→ **DIRECTIONS**: Search the material below for the string "into" and list each line that holds it.
## Begin GIVEN ENTRIES
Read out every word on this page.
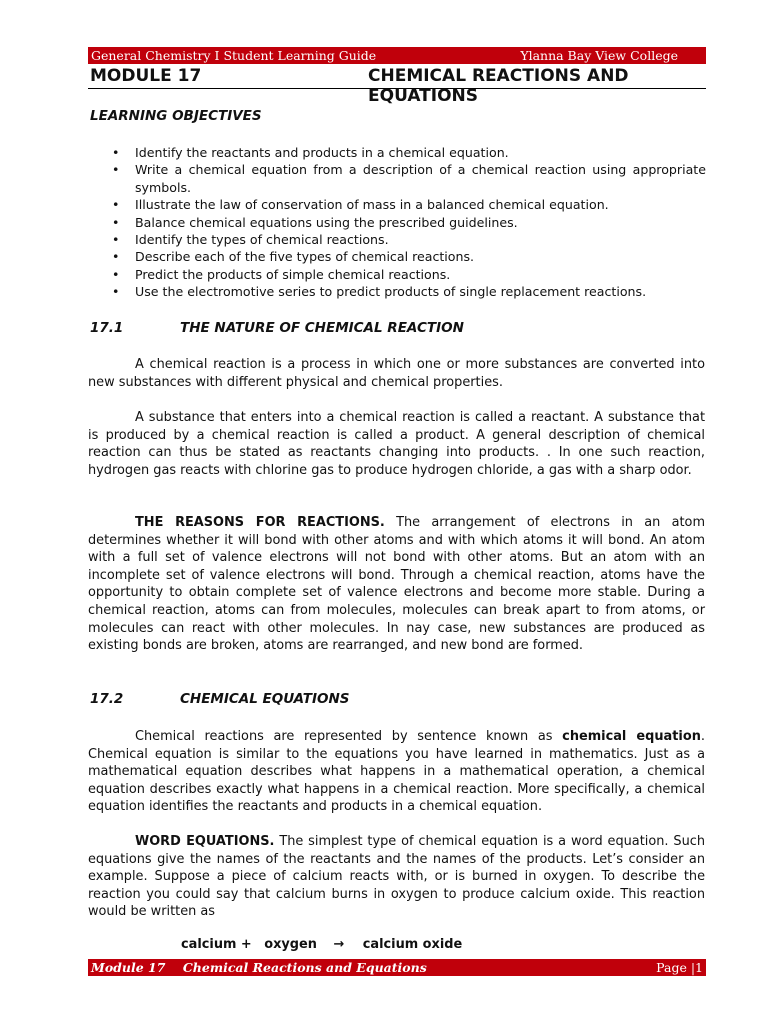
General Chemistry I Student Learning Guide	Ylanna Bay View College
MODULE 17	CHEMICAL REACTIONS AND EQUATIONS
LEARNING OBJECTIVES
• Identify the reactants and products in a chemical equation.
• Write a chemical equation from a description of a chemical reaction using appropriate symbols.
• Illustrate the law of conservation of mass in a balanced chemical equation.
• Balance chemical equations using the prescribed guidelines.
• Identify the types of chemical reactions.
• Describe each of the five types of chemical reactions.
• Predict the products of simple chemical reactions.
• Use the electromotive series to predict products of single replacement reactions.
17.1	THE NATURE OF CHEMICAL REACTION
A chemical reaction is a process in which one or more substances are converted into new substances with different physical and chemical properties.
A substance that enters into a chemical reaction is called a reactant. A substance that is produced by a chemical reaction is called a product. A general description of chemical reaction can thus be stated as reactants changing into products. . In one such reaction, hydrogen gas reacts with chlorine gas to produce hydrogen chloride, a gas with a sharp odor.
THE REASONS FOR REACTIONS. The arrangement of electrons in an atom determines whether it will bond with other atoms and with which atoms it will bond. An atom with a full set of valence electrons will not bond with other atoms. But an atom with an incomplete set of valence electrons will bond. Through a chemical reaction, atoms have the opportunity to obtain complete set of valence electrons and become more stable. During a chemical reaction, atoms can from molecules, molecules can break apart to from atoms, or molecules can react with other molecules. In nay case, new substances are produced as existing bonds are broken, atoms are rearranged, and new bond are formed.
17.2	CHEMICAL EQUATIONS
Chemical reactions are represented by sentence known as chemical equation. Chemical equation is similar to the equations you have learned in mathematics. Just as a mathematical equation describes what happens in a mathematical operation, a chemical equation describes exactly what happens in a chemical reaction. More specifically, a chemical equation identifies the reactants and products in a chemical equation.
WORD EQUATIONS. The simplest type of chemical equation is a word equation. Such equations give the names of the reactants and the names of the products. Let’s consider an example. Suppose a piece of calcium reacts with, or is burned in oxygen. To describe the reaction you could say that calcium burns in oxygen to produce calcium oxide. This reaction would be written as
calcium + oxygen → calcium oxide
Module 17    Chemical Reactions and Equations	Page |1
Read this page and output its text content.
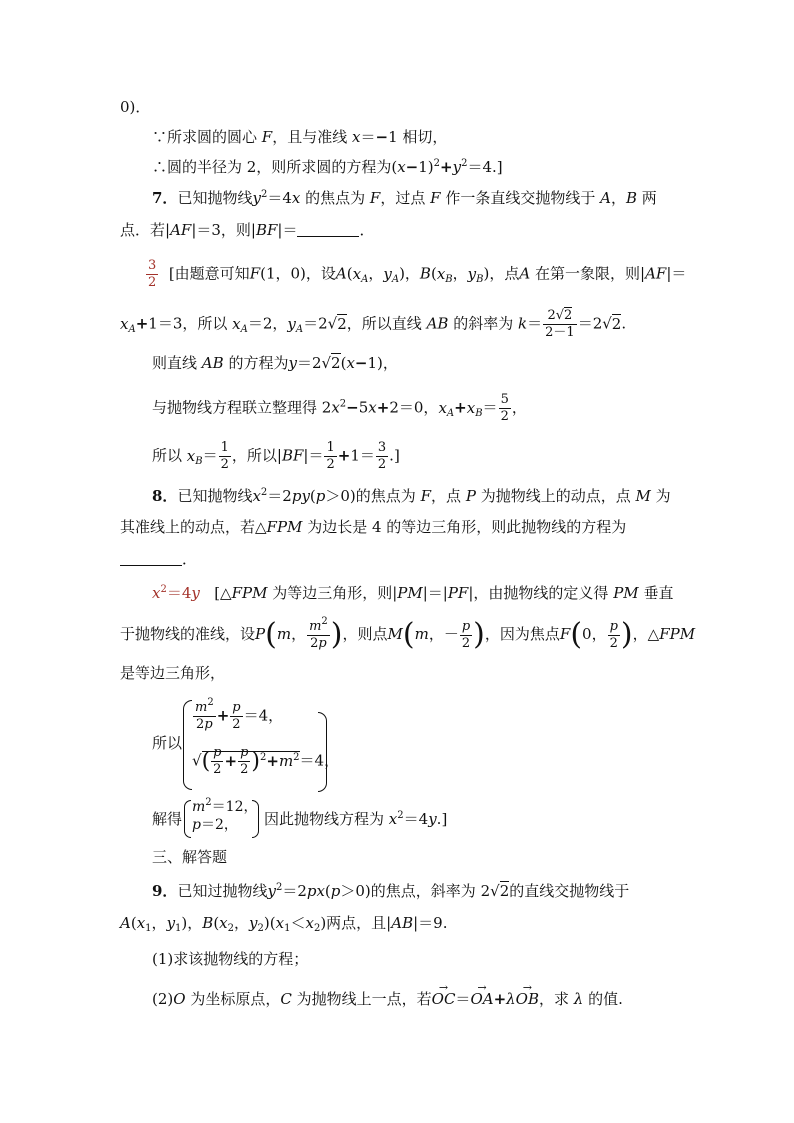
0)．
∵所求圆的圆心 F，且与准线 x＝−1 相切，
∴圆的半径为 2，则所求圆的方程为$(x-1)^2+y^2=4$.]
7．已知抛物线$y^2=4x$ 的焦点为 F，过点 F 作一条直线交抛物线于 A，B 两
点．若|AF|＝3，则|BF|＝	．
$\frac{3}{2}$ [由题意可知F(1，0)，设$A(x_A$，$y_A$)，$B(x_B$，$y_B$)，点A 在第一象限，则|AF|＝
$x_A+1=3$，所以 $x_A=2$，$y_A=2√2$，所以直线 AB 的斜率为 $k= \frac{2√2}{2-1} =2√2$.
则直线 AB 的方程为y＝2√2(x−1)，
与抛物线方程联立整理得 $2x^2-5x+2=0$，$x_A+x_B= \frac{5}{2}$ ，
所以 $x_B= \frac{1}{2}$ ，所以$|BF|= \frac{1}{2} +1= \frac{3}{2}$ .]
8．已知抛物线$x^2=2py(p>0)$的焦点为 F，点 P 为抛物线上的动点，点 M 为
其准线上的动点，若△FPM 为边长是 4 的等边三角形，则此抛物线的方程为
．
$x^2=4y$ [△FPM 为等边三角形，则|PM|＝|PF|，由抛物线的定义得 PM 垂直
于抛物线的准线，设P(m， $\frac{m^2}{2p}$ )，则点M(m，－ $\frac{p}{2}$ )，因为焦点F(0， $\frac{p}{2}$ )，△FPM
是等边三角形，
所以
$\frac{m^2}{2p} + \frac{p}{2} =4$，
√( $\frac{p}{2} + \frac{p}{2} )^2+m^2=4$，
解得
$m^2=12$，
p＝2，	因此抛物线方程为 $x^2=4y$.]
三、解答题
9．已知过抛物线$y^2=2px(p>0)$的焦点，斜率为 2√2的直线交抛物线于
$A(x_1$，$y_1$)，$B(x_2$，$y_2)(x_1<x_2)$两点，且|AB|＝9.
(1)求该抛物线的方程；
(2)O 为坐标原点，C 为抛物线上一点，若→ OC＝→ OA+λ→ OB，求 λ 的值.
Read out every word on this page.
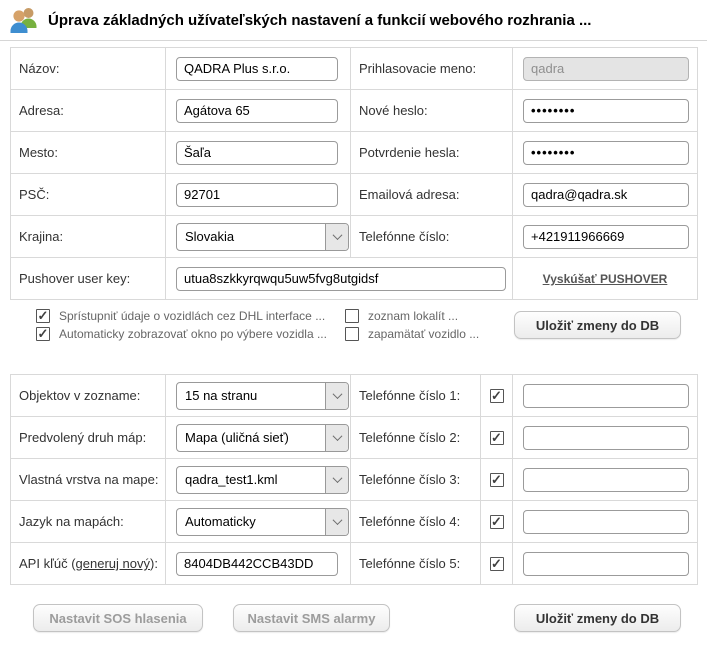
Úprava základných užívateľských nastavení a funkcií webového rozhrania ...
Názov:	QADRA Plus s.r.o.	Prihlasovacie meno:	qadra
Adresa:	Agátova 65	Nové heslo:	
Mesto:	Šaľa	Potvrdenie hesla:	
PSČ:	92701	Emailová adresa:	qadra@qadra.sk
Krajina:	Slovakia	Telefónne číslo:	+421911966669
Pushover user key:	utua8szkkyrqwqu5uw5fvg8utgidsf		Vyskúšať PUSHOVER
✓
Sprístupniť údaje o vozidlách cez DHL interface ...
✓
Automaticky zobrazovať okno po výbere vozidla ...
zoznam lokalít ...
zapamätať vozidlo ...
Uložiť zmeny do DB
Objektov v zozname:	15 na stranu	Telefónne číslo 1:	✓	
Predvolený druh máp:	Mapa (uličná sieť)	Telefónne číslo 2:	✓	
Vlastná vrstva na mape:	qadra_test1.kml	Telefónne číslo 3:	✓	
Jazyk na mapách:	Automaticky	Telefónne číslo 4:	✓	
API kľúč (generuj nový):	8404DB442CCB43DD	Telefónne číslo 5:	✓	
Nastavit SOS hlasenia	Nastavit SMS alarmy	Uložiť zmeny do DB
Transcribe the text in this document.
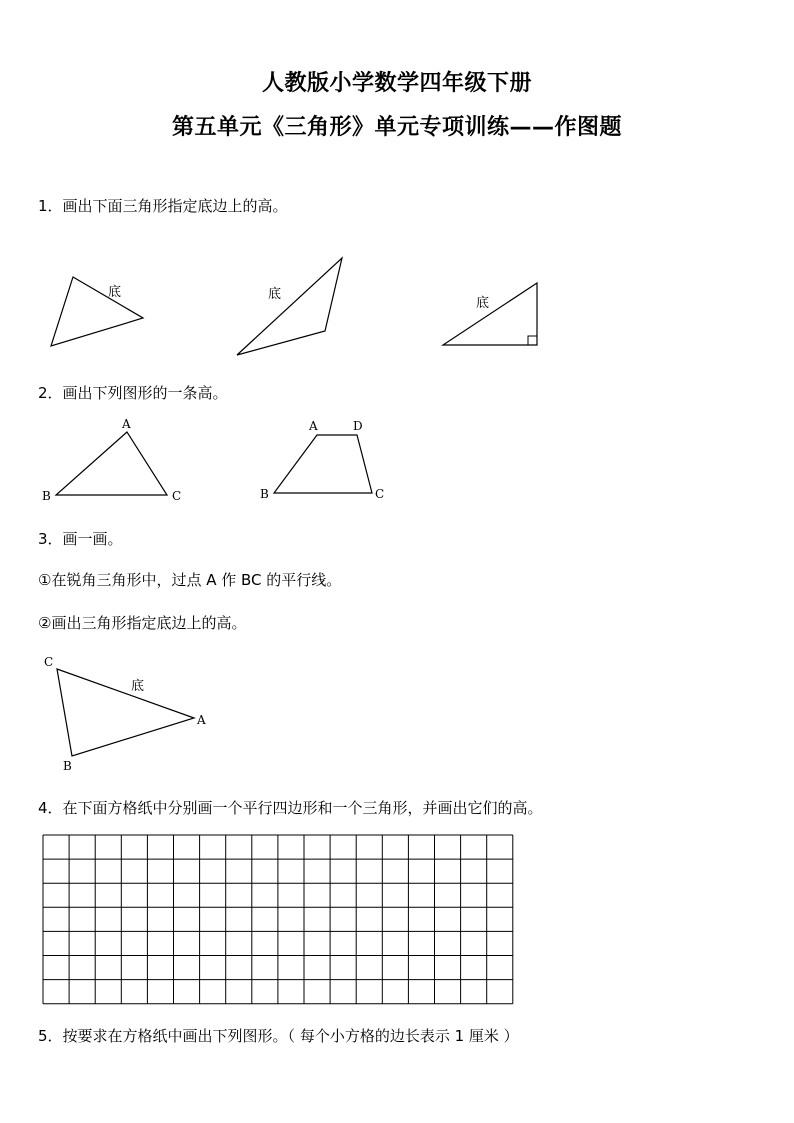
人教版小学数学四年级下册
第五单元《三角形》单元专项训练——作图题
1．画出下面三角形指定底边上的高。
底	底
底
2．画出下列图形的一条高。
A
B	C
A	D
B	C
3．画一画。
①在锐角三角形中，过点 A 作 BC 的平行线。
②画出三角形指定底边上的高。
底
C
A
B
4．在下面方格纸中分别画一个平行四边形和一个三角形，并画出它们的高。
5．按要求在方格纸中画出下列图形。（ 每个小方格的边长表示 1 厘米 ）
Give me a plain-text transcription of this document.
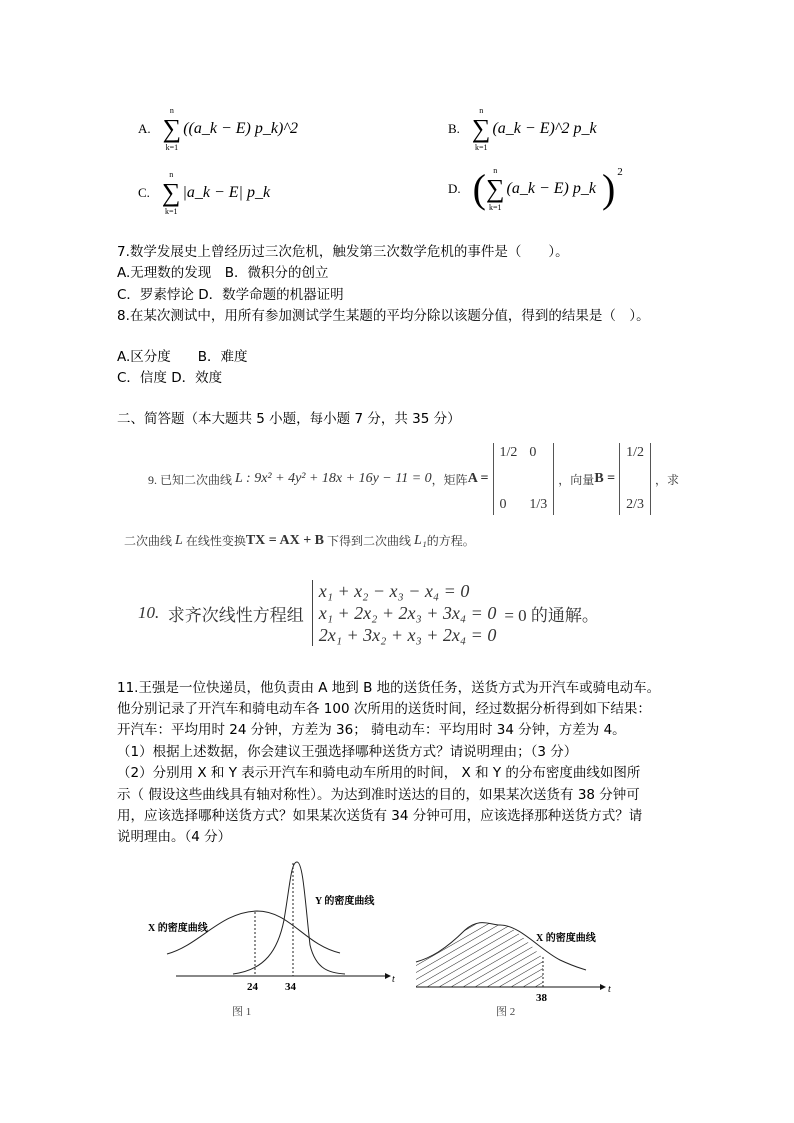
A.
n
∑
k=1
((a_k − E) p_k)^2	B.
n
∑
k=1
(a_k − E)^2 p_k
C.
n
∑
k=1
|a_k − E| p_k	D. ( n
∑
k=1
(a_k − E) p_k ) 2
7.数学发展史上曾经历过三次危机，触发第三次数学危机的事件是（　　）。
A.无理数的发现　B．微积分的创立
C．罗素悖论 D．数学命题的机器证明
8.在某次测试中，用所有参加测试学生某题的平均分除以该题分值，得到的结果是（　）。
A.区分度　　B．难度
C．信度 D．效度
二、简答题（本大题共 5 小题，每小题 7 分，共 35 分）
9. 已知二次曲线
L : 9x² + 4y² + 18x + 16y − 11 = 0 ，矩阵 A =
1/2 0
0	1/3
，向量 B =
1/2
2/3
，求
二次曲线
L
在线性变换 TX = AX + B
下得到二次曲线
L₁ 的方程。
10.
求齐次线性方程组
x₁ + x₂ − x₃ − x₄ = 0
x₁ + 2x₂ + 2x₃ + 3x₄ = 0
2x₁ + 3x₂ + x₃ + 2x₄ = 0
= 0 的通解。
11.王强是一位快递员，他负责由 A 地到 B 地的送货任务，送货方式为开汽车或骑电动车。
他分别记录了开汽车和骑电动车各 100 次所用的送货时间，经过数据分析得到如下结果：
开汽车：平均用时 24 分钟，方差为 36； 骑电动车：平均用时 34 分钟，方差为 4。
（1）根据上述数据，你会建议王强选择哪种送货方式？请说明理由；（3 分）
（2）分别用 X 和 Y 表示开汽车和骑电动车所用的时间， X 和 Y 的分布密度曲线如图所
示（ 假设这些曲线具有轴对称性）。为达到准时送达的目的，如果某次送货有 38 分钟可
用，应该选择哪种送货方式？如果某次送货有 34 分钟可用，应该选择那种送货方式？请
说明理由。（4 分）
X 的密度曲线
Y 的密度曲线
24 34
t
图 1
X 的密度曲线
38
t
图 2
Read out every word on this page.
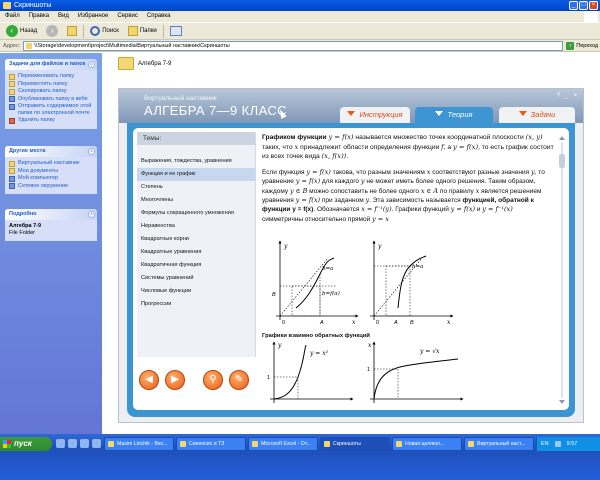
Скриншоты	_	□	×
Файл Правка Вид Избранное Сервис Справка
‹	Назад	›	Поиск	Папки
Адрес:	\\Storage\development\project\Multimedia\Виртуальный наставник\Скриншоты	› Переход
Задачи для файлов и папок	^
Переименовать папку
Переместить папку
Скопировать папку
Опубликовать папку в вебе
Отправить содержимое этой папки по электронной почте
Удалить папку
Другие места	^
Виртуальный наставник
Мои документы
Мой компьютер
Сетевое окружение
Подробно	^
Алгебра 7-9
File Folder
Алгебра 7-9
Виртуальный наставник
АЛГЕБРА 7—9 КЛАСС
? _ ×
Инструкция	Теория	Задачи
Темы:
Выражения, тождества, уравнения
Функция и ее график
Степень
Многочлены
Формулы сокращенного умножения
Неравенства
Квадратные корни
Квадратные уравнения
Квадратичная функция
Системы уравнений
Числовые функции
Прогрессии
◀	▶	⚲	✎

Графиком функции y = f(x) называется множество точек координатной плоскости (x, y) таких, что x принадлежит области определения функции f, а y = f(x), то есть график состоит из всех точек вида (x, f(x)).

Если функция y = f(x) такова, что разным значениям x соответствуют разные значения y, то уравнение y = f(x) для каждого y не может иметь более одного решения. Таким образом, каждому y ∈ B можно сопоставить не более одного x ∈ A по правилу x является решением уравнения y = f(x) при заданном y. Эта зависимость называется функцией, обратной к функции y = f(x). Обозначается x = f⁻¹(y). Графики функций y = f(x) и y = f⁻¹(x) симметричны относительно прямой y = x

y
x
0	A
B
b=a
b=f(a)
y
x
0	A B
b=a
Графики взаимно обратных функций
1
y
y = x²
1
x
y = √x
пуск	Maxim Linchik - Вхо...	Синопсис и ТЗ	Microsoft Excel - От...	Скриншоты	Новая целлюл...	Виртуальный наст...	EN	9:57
## End GIVEN ENTRIES
→ **FINISHED TASK**:
A chemical reaction is a process in which one or more substances are converted into new substances with different physical and chemical properties.
A substance that enters into a chemical reaction is called a reactant. A substance that is produced by a chemical reaction is called a product. A general description of chemical reaction can thus be stated as reactants changing into products. . In one such reaction, hydrogen gas reacts with chlorine gas to produce hydrogen chloride, a gas with a sharp odor.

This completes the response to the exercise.